• _Provided records_:
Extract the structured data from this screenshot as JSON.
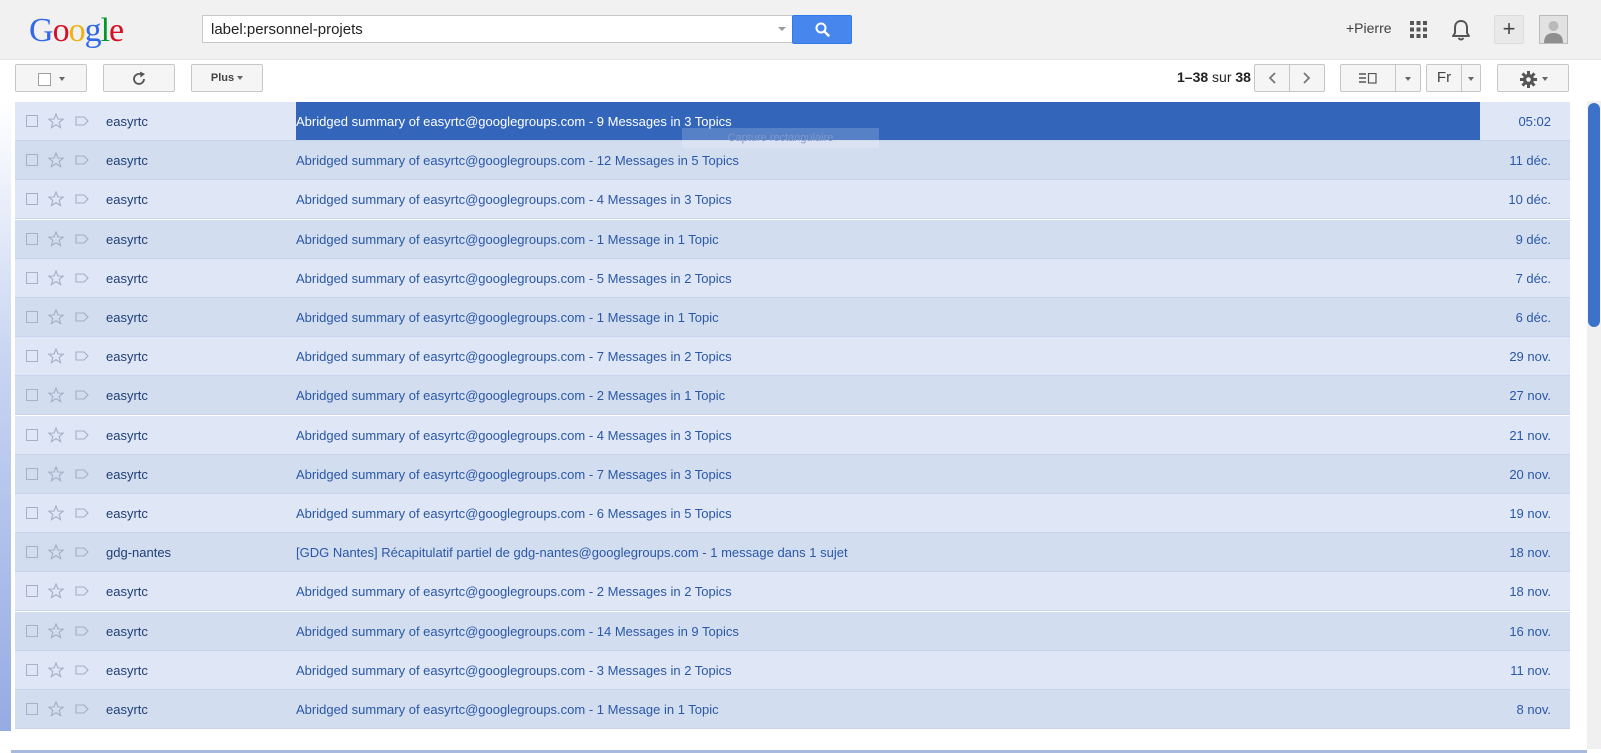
{
  "header": {
    "logo": {
      "letters": [
        "G",
        "o",
        "o",
        "g",
        "l",
        "e"
      ]
    },
    "search": {
      "value": "label:personnel-projets",
      "button_icon": "search-icon"
    },
    "user_link": "+Pierre",
    "share_label": "+"
  },
  "toolbar": {
    "more_label": "Plus",
    "pagination": {
      "range": "1–38",
      "of": "sur",
      "total": "38"
    },
    "language": "Fr"
  },
  "tooltip": "Capture rectangulaire",
  "messages": [
    {
      "sender": "easyrtc",
      "subject": "Abridged summary of easyrtc@googlegroups.com - 9 Messages in 3 Topics",
      "date": "05:02",
      "selected": true
    },
    {
      "sender": "easyrtc",
      "subject": "Abridged summary of easyrtc@googlegroups.com - 12 Messages in 5 Topics",
      "date": "11 déc."
    },
    {
      "sender": "easyrtc",
      "subject": "Abridged summary of easyrtc@googlegroups.com - 4 Messages in 3 Topics",
      "date": "10 déc."
    },
    {
      "sender": "easyrtc",
      "subject": "Abridged summary of easyrtc@googlegroups.com - 1 Message in 1 Topic",
      "date": "9 déc."
    },
    {
      "sender": "easyrtc",
      "subject": "Abridged summary of easyrtc@googlegroups.com - 5 Messages in 2 Topics",
      "date": "7 déc."
    },
    {
      "sender": "easyrtc",
      "subject": "Abridged summary of easyrtc@googlegroups.com - 1 Message in 1 Topic",
      "date": "6 déc."
    },
    {
      "sender": "easyrtc",
      "subject": "Abridged summary of easyrtc@googlegroups.com - 7 Messages in 2 Topics",
      "date": "29 nov."
    },
    {
      "sender": "easyrtc",
      "subject": "Abridged summary of easyrtc@googlegroups.com - 2 Messages in 1 Topic",
      "date": "27 nov."
    },
    {
      "sender": "easyrtc",
      "subject": "Abridged summary of easyrtc@googlegroups.com - 4 Messages in 3 Topics",
      "date": "21 nov."
    },
    {
      "sender": "easyrtc",
      "subject": "Abridged summary of easyrtc@googlegroups.com - 7 Messages in 3 Topics",
      "date": "20 nov."
    },
    {
      "sender": "easyrtc",
      "subject": "Abridged summary of easyrtc@googlegroups.com - 6 Messages in 5 Topics",
      "date": "19 nov."
    },
    {
      "sender": "gdg-nantes",
      "subject": "[GDG Nantes] Récapitulatif partiel de gdg-nantes@googlegroups.com - 1 message dans 1 sujet",
      "date": "18 nov."
    },
    {
      "sender": "easyrtc",
      "subject": "Abridged summary of easyrtc@googlegroups.com - 2 Messages in 2 Topics",
      "date": "18 nov."
    },
    {
      "sender": "easyrtc",
      "subject": "Abridged summary of easyrtc@googlegroups.com - 14 Messages in 9 Topics",
      "date": "16 nov."
    },
    {
      "sender": "easyrtc",
      "subject": "Abridged summary of easyrtc@googlegroups.com - 3 Messages in 2 Topics",
      "date": "11 nov."
    },
    {
      "sender": "easyrtc",
      "subject": "Abridged summary of easyrtc@googlegroups.com - 1 Message in 1 Topic",
      "date": "8 nov."
    }
  ],
  "colors": {
    "accent": "#4787ed",
    "selection": "#3366bb",
    "link": "#2a58a6",
    "scrollbar": "#3c73c8"
  }
}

• _Job_:
Reproduce all the records verbatim, excluding images.

• _Result of this task_:
Extract the structured data from this screenshot as JSON.
{
  "header": {
    "logo": {
      "letters": [
        "G",
        "o",
        "o",
        "g",
        "l",
        "e"
      ]
    },
    "search": {
      "value": "label:personnel-projets",
      "button_icon": "search-icon"
    },
    "user_link": "+Pierre",
    "share_label": "+"
  },
  "toolbar": {
    "more_label": "Plus",
    "pagination": {
      "range": "1–38",
      "of": "sur",
      "total": "38"
    },
    "language": "Fr"
  },
  "tooltip": "Capture rectangulaire",
  "messages": [
    {
      "sender": "easyrtc",
      "subject": "Abridged summary of easyrtc@googlegroups.com - 9 Messages in 3 Topics",
      "date": "05:02",
      "selected": true
    },
    {
      "sender": "easyrtc",
      "subject": "Abridged summary of easyrtc@googlegroups.com - 12 Messages in 5 Topics",
      "date": "11 déc."
    },
    {
      "sender": "easyrtc",
      "subject": "Abridged summary of easyrtc@googlegroups.com - 4 Messages in 3 Topics",
      "date": "10 déc."
    },
    {
      "sender": "easyrtc",
      "subject": "Abridged summary of easyrtc@googlegroups.com - 1 Message in 1 Topic",
      "date": "9 déc."
    },
    {
      "sender": "easyrtc",
      "subject": "Abridged summary of easyrtc@googlegroups.com - 5 Messages in 2 Topics",
      "date": "7 déc."
    },
    {
      "sender": "easyrtc",
      "subject": "Abridged summary of easyrtc@googlegroups.com - 1 Message in 1 Topic",
      "date": "6 déc."
    },
    {
      "sender": "easyrtc",
      "subject": "Abridged summary of easyrtc@googlegroups.com - 7 Messages in 2 Topics",
      "date": "29 nov."
    },
    {
      "sender": "easyrtc",
      "subject": "Abridged summary of easyrtc@googlegroups.com - 2 Messages in 1 Topic",
      "date": "27 nov."
    },
    {
      "sender": "easyrtc",
      "subject": "Abridged summary of easyrtc@googlegroups.com - 4 Messages in 3 Topics",
      "date": "21 nov."
    },
    {
      "sender": "easyrtc",
      "subject": "Abridged summary of easyrtc@googlegroups.com - 7 Messages in 3 Topics",
      "date": "20 nov."
    },
    {
      "sender": "easyrtc",
      "subject": "Abridged summary of easyrtc@googlegroups.com - 6 Messages in 5 Topics",
      "date": "19 nov."
    },
    {
      "sender": "gdg-nantes",
      "subject": "[GDG Nantes] Récapitulatif partiel de gdg-nantes@googlegroups.com - 1 message dans 1 sujet",
      "date": "18 nov."
    },
    {
      "sender": "easyrtc",
      "subject": "Abridged summary of easyrtc@googlegroups.com - 2 Messages in 2 Topics",
      "date": "18 nov."
    },
    {
      "sender": "easyrtc",
      "subject": "Abridged summary of easyrtc@googlegroups.com - 14 Messages in 9 Topics",
      "date": "16 nov."
    },
    {
      "sender": "easyrtc",
      "subject": "Abridged summary of easyrtc@googlegroups.com - 3 Messages in 2 Topics",
      "date": "11 nov."
    },
    {
      "sender": "easyrtc",
      "subject": "Abridged summary of easyrtc@googlegroups.com - 1 Message in 1 Topic",
      "date": "8 nov."
    }
  ],
  "colors": {
    "accent": "#4787ed",
    "selection": "#3366bb",
    "link": "#2a58a6",
    "scrollbar": "#3c73c8"
  }
}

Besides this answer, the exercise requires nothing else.